— START OF Excerpt —

The Stellar Heaven marked on the Nebra Sky Disk


The Sky of the Nebra Sky Disk


There are no bright stars under the Pleiades. So what are the three stars under the Pleiades on the Nebra Sky Disk? It is probable that these three stars are the movable stars Mercury, Mars and Venus[56] in exactly this formation next to the Sun, Moon, Pleiades and Vernal Equinox at the time of the solar eclipse of April 16, 1699 BC.

The April 16, 1699 Solar Eclipse with Mercury, Mars, and Venus
(Starry Night Pro)


Solar Eclipse April 16, 1699 BC Starry Night Pro


2. Is the name "Nebra" linguistically related to words for "Sky"?

Up to now, no one has paid attention to the name Nebra and its Indo-European root. Although not essential to the analysis of the Sky Disk, it is interesting to note Russian nebo- "heaven". Indo-European scholars think that the root of nebo- is the hypothetical Indo-European root *nebh- ("cloud, dark") and point to German Nebel ("fog" *nebla, *nebh-ela-), Old Norse *nifl- ("Niflheim", "Nibelungen"), Latin nebula und Greek nephele. We would point to Baltic, e.g. Latvian nebal- (ne-bal „not white, not bright“). The actual root, however, contrary to the linguists, is perhaps e.g. Baltic naba "navel, center of heaven". Also of possible interest in this connection is the Sumerian Nibiru, home of the Anunnaki, also called Nephilim (compare Niflheim) or Elohim, the gods of giants of the Bible, who allegedly came from heaven (= from the north?) to Mesopotamia.[57]

3. What Purpose did the 38 to 40 holes on the edge of the Sky Disk have?

Possible but improbable is that the 38 to 40 holes on the edge of the Sky Disk had something to do with the Metonic Cycle. One must also assume that the disk was not damaged by holes originally but that the holes were made later, perhaps to use the Sky Disk as a shield.

Homer's description of the Shield of Achilles has led Professor Siegfried G. and Christian Schoppe to write about the Sky Disk of Nebra as follows:[58] [our translation from the German]

"If one views the sky disk together with the other artifacts found with it - two swords and two hatchets (typical weapons for battle), along with two arm bracelets - then it would appear that the Sky Disk was intended as a shield and was part of a man's Bronze Age armor."

— END OF Excerpt —
— START OF Available data —

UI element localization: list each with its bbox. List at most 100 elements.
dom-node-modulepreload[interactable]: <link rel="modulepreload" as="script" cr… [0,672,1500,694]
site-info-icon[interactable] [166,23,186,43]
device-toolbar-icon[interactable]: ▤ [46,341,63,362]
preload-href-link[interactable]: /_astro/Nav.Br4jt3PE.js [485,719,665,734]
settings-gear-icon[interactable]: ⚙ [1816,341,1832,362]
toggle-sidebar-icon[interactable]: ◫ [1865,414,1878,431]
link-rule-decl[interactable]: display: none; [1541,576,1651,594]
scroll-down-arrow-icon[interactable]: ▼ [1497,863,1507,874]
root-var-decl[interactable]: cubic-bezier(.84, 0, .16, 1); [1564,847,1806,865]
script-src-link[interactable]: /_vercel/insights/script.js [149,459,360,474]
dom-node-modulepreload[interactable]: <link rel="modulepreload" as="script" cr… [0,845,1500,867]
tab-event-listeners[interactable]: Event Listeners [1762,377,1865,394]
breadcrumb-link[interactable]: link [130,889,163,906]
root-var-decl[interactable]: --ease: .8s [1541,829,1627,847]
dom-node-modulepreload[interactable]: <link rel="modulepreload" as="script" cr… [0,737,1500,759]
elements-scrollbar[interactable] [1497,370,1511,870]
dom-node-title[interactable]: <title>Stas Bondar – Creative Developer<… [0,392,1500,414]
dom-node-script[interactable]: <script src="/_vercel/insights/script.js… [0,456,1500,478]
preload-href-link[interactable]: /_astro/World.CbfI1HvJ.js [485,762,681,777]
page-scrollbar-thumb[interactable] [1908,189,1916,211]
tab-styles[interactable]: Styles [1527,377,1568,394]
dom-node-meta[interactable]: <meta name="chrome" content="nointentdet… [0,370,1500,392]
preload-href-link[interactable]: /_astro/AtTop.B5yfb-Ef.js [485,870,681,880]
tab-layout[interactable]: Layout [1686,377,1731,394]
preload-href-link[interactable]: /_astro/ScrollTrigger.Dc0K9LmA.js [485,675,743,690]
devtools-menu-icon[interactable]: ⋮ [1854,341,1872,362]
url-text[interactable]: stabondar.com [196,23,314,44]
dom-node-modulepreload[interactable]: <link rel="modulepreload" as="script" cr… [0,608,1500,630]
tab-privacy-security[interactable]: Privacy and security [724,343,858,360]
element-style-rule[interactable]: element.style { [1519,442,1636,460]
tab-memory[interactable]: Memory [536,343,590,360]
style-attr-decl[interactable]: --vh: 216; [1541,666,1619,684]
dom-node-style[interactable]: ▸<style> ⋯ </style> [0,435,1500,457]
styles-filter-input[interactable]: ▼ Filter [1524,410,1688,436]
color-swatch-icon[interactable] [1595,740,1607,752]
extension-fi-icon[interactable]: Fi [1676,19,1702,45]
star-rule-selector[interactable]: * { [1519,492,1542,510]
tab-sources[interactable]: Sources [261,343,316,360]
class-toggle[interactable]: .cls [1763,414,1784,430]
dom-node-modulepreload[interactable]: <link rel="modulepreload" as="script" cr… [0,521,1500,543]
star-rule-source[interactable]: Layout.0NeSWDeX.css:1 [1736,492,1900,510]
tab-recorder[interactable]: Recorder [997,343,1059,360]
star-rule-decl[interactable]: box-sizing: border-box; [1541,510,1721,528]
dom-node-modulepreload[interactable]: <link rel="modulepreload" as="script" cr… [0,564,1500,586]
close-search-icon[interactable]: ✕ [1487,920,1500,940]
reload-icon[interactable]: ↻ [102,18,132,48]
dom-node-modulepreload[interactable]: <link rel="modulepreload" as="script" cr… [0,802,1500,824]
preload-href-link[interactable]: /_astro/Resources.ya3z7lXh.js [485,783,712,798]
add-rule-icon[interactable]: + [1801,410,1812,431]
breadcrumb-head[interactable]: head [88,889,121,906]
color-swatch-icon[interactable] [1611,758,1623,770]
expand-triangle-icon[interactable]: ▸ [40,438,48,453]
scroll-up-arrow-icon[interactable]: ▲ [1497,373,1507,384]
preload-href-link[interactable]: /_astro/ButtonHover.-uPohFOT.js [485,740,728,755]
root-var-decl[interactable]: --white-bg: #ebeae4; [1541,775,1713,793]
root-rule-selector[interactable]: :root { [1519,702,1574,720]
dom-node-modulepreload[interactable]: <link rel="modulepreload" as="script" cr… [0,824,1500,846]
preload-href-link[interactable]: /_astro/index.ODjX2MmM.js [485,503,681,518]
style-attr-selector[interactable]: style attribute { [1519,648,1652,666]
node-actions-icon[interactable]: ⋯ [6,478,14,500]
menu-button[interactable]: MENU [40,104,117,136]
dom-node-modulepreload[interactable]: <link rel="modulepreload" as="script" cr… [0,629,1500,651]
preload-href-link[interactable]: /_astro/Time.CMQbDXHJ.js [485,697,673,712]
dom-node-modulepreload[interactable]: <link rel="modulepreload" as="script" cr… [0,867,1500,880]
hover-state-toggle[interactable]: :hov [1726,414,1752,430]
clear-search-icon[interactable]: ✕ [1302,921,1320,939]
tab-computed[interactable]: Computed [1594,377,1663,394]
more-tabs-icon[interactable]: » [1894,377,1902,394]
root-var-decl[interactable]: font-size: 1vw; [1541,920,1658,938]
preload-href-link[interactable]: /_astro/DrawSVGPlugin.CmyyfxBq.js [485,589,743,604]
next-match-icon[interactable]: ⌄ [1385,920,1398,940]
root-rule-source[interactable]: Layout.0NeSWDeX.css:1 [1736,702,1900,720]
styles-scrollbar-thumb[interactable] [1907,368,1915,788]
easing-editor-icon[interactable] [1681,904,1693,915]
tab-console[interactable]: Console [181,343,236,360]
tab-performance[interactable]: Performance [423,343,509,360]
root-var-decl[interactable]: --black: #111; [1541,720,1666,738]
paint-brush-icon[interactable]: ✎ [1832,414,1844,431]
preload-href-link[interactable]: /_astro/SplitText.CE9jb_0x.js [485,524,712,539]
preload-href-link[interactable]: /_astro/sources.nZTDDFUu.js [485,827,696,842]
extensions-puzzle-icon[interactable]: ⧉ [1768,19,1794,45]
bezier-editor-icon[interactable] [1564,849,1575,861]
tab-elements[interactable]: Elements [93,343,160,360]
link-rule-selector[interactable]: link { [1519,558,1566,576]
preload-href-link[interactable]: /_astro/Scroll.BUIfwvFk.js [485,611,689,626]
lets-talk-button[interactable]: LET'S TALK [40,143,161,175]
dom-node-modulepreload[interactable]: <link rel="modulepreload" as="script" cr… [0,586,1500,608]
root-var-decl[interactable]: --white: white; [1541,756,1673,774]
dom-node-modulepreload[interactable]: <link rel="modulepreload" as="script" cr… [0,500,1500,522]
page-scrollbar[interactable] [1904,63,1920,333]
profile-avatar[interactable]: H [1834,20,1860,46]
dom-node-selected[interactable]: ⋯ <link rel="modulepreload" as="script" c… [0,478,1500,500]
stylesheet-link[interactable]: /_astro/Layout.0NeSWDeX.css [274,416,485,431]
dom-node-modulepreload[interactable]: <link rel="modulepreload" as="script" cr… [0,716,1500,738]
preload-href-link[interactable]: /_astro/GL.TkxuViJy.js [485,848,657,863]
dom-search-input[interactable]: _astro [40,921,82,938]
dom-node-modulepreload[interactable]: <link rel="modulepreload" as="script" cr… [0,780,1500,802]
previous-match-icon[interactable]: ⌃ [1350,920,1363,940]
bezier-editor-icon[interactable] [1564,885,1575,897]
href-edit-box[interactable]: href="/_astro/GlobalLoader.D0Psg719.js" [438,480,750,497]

— END OF Available data —

Required tasks
a) In the Nebra Sky Disk excerpt, which three planets are proposed as the three stars under the Pleiades?
b) Retype the listing from its first line through the line containing "url-text[interactable]: stabondar.com [196,23,314,44]", including both of those lines.

Solutions per task
a) Mercury, Mars and Venus

b)
UI element localization: list each with its bbox. List at most 100 elements.
dom-node-modulepreload[interactable]: <link rel="modulepreload" as="script" cr… [0,672,1500,694]
site-info-icon[interactable] [166,23,186,43]
device-toolbar-icon[interactable]: ▤ [46,341,63,362]
preload-href-link[interactable]: /_astro/Nav.Br4jt3PE.js [485,719,665,734]
settings-gear-icon[interactable]: ⚙ [1816,341,1832,362]
toggle-sidebar-icon[interactable]: ◫ [1865,414,1878,431]
link-rule-decl[interactable]: display: none; [1541,576,1651,594]
scroll-down-arrow-icon[interactable]: ▼ [1497,863,1507,874]
root-var-decl[interactable]: cubic-bezier(.84, 0, .16, 1); [1564,847,1806,865]
script-src-link[interactable]: /_vercel/insights/script.js [149,459,360,474]
dom-node-modulepreload[interactable]: <link rel="modulepreload" as="script" cr… [0,845,1500,867]
tab-event-listeners[interactable]: Event Listeners [1762,377,1865,394]
breadcrumb-link[interactable]: link [130,889,163,906]
root-var-decl[interactable]: --ease: .8s [1541,829,1627,847]
dom-node-modulepreload[interactable]: <link rel="modulepreload" as="script" cr… [0,737,1500,759]
elements-scrollbar[interactable] [1497,370,1511,870]
dom-node-title[interactable]: <title>Stas Bondar – Creative Developer<… [0,392,1500,414]
dom-node-script[interactable]: <script src="/_vercel/insights/script.js… [0,456,1500,478]
preload-href-link[interactable]: /_astro/World.CbfI1HvJ.js [485,762,681,777]
page-scrollbar-thumb[interactable] [1908,189,1916,211]
tab-styles[interactable]: Styles [1527,377,1568,394]
dom-node-meta[interactable]: <meta name="chrome" content="nointentdet… [0,370,1500,392]
preload-href-link[interactable]: /_astro/AtTop.B5yfb-Ef.js [485,870,681,880]
tab-layout[interactable]: Layout [1686,377,1731,394]
preload-href-link[interactable]: /_astro/ScrollTrigger.Dc0K9LmA.js [485,675,743,690]
devtools-menu-icon[interactable]: ⋮ [1854,341,1872,362]
url-text[interactable]: stabondar.com [196,23,314,44]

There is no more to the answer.